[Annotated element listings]

START

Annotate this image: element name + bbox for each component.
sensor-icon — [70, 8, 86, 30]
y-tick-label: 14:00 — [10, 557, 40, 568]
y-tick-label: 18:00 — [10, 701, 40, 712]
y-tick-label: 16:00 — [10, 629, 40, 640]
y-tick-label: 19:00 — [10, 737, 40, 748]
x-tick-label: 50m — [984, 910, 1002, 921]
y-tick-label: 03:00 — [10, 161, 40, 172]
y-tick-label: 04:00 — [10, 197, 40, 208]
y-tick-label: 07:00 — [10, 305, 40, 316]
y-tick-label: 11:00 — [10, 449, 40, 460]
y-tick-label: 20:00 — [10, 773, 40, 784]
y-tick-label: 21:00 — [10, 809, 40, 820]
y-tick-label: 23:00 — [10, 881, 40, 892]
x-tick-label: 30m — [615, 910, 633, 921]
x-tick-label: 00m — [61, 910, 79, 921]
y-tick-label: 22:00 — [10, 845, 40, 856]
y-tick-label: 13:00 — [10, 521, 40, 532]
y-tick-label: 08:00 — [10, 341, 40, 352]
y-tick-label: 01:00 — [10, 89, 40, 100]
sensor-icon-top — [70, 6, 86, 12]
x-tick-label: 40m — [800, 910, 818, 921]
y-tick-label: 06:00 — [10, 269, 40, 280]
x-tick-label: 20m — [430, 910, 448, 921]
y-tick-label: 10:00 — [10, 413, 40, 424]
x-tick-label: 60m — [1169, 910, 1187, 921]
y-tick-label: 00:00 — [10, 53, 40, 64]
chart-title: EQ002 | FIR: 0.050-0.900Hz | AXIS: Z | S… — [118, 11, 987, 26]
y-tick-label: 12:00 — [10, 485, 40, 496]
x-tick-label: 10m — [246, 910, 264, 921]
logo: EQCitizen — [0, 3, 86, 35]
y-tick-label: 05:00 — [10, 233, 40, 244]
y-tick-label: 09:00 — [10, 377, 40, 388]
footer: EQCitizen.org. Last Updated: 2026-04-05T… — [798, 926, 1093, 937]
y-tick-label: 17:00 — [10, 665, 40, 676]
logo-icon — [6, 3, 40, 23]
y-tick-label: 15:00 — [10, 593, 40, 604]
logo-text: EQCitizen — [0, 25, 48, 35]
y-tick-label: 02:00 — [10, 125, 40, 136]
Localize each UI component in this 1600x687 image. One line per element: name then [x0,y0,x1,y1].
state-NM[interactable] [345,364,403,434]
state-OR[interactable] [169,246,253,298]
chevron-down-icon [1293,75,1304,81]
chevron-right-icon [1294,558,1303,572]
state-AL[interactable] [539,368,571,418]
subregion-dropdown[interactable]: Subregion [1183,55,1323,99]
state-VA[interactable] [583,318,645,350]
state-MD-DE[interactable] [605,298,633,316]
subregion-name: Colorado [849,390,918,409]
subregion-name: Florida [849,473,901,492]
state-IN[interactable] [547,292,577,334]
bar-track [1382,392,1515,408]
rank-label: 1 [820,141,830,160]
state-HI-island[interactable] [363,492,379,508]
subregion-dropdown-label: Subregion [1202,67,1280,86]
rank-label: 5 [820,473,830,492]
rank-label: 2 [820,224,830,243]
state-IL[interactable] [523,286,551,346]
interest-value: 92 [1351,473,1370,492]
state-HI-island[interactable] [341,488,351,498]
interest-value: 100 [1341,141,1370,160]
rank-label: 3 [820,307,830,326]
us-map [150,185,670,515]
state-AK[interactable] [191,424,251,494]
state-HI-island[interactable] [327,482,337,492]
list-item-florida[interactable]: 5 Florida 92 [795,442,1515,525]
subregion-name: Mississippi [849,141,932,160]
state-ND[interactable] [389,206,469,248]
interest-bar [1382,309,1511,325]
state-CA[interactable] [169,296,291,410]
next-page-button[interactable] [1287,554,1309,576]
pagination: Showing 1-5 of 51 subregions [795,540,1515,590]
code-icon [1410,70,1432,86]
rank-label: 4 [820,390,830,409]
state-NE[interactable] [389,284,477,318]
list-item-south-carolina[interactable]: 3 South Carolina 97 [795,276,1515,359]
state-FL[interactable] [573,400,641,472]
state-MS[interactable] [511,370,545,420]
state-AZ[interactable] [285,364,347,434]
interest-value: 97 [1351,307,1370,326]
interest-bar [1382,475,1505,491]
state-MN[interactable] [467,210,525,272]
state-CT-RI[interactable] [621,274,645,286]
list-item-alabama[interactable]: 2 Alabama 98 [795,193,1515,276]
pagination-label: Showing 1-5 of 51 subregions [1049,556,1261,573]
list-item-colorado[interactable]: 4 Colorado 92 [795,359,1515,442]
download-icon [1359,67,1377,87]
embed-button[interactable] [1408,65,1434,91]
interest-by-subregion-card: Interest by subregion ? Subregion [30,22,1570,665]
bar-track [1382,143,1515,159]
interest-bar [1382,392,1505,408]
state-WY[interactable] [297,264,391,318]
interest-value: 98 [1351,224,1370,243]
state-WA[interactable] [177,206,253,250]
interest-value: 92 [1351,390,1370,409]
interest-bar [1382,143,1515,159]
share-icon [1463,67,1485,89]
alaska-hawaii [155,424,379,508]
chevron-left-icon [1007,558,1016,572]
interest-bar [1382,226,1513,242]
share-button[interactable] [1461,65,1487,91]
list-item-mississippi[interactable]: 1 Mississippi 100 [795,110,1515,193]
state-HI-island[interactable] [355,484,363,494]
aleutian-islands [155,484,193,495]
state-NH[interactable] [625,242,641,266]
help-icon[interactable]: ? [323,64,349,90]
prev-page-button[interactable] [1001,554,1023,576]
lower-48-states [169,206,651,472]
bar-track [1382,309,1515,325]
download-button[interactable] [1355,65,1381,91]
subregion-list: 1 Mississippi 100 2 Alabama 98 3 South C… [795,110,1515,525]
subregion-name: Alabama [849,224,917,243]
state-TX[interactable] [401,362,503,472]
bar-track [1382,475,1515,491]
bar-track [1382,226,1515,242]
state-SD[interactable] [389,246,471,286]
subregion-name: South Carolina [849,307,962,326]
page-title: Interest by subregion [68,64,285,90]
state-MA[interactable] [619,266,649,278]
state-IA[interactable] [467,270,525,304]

END

WHAT YOU ARE ASKED TO DO: Copy these rows out word for word.

SOLUTION:
Annotate this image: element name + bbox for each component.
sensor-icon — [70, 8, 86, 30]
y-tick-label: 14:00 — [10, 557, 40, 568]
y-tick-label: 18:00 — [10, 701, 40, 712]
y-tick-label: 16:00 — [10, 629, 40, 640]
y-tick-label: 19:00 — [10, 737, 40, 748]
x-tick-label: 50m — [984, 910, 1002, 921]
y-tick-label: 03:00 — [10, 161, 40, 172]
y-tick-label: 04:00 — [10, 197, 40, 208]
y-tick-label: 07:00 — [10, 305, 40, 316]
y-tick-label: 11:00 — [10, 449, 40, 460]
y-tick-label: 20:00 — [10, 773, 40, 784]
y-tick-label: 21:00 — [10, 809, 40, 820]
y-tick-label: 23:00 — [10, 881, 40, 892]
x-tick-label: 30m — [615, 910, 633, 921]
x-tick-label: 00m — [61, 910, 79, 921]
y-tick-label: 22:00 — [10, 845, 40, 856]
y-tick-label: 13:00 — [10, 521, 40, 532]
y-tick-label: 08:00 — [10, 341, 40, 352]
y-tick-label: 01:00 — [10, 89, 40, 100]
sensor-icon-top — [70, 6, 86, 12]
x-tick-label: 40m — [800, 910, 818, 921]
y-tick-label: 06:00 — [10, 269, 40, 280]
x-tick-label: 20m — [430, 910, 448, 921]
y-tick-label: 10:00 — [10, 413, 40, 424]
x-tick-label: 60m — [1169, 910, 1187, 921]
y-tick-label: 00:00 — [10, 53, 40, 64]
chart-title: EQ002 | FIR: 0.050-0.900Hz | AXIS: Z | S… — [118, 11, 987, 26]
y-tick-label: 12:00 — [10, 485, 40, 496]
x-tick-label: 10m — [246, 910, 264, 921]
logo: EQCitizen — [0, 3, 86, 35]
y-tick-label: 05:00 — [10, 233, 40, 244]
y-tick-label: 09:00 — [10, 377, 40, 388]
footer: EQCitizen.org. Last Updated: 2026-04-05T… — [798, 926, 1093, 937]
y-tick-label: 17:00 — [10, 665, 40, 676]
logo-icon — [6, 3, 40, 23]
y-tick-label: 15:00 — [10, 593, 40, 604]
logo-text: EQCitizen — [0, 25, 48, 35]
y-tick-label: 02:00 — [10, 125, 40, 136]
Localize each UI component in this 1600x687 image. One line per element: name then [x0,y0,x1,y1].
state-NM[interactable] [345,364,403,434]
state-OR[interactable] [169,246,253,298]
chevron-down-icon [1293,75,1304,81]
chevron-right-icon [1294,558,1303,572]
state-AL[interactable] [539,368,571,418]
subregion-dropdown[interactable]: Subregion [1183,55,1323,99]
state-VA[interactable] [583,318,645,350]
state-MD-DE[interactable] [605,298,633,316]
subregion-name: Colorado [849,390,918,409]
subregion-name: Florida [849,473,901,492]
state-IN[interactable] [547,292,577,334]
bar-track [1382,392,1515,408]
rank-label: 1 [820,141,830,160]
state-HI-island[interactable] [363,492,379,508]
subregion-dropdown-label: Subregion [1202,67,1280,86]
rank-label: 5 [820,473,830,492]
rank-label: 2 [820,224,830,243]
state-IL[interactable] [523,286,551,346]
interest-value: 92 [1351,473,1370,492]
state-HI-island[interactable] [341,488,351,498]
interest-value: 100 [1341,141,1370,160]
rank-label: 3 [820,307,830,326]
us-map [150,185,670,515]
state-AK[interactable] [191,424,251,494]
state-HI-island[interactable] [327,482,337,492]
list-item-florida[interactable]: 5 Florida 92 [795,442,1515,525]
subregion-name: Mississippi [849,141,932,160]
state-ND[interactable] [389,206,469,248]
interest-bar [1382,309,1511,325]
state-CA[interactable] [169,296,291,410]
next-page-button[interactable] [1287,554,1309,576]
pagination: Showing 1-5 of 51 subregions [795,540,1515,590]
code-icon [1410,70,1432,86]
rank-label: 4 [820,390,830,409]
state-NE[interactable] [389,284,477,318]
list-item-south-carolina[interactable]: 3 South Carolina 97 [795,276,1515,359]
state-FL[interactable] [573,400,641,472]
state-MS[interactable] [511,370,545,420]
state-AZ[interactable] [285,364,347,434]
interest-value: 97 [1351,307,1370,326]
interest-bar [1382,475,1505,491]
state-MN[interactable] [467,210,525,272]
state-CT-RI[interactable] [621,274,645,286]
list-item-alabama[interactable]: 2 Alabama 98 [795,193,1515,276]
pagination-label: Showing 1-5 of 51 subregions [1049,556,1261,573]
list-item-colorado[interactable]: 4 Colorado 92 [795,359,1515,442]
download-icon [1359,67,1377,87]
embed-button[interactable] [1408,65,1434,91]
interest-by-subregion-card: Interest by subregion ? Subregion [30,22,1570,665]
bar-track [1382,143,1515,159]
interest-bar [1382,392,1505,408]
state-WY[interactable] [297,264,391,318]
interest-value: 98 [1351,224,1370,243]
state-WA[interactable] [177,206,253,250]
interest-value: 92 [1351,390,1370,409]
interest-bar [1382,143,1515,159]
share-icon [1463,67,1485,89]
alaska-hawaii [155,424,379,508]
chevron-left-icon [1007,558,1016,572]
interest-bar [1382,226,1513,242]
share-button[interactable] [1461,65,1487,91]
list-item-mississippi[interactable]: 1 Mississippi 100 [795,110,1515,193]
state-HI-island[interactable] [355,484,363,494]
aleutian-islands [155,484,193,495]
state-NH[interactable] [625,242,641,266]
help-icon[interactable]: ? [323,64,349,90]
prev-page-button[interactable] [1001,554,1023,576]
lower-48-states [169,206,651,472]
bar-track [1382,309,1515,325]
download-button[interactable] [1355,65,1381,91]
subregion-list: 1 Mississippi 100 2 Alabama 98 3 South C… [795,110,1515,525]
subregion-name: Alabama [849,224,917,243]
state-TX[interactable] [401,362,503,472]
bar-track [1382,475,1515,491]
bar-track [1382,226,1515,242]
state-SD[interactable] [389,246,471,286]
subregion-name: South Carolina [849,307,962,326]
page-title: Interest by subregion [68,64,285,90]
state-MA[interactable] [619,266,649,278]
state-IA[interactable] [467,270,525,304]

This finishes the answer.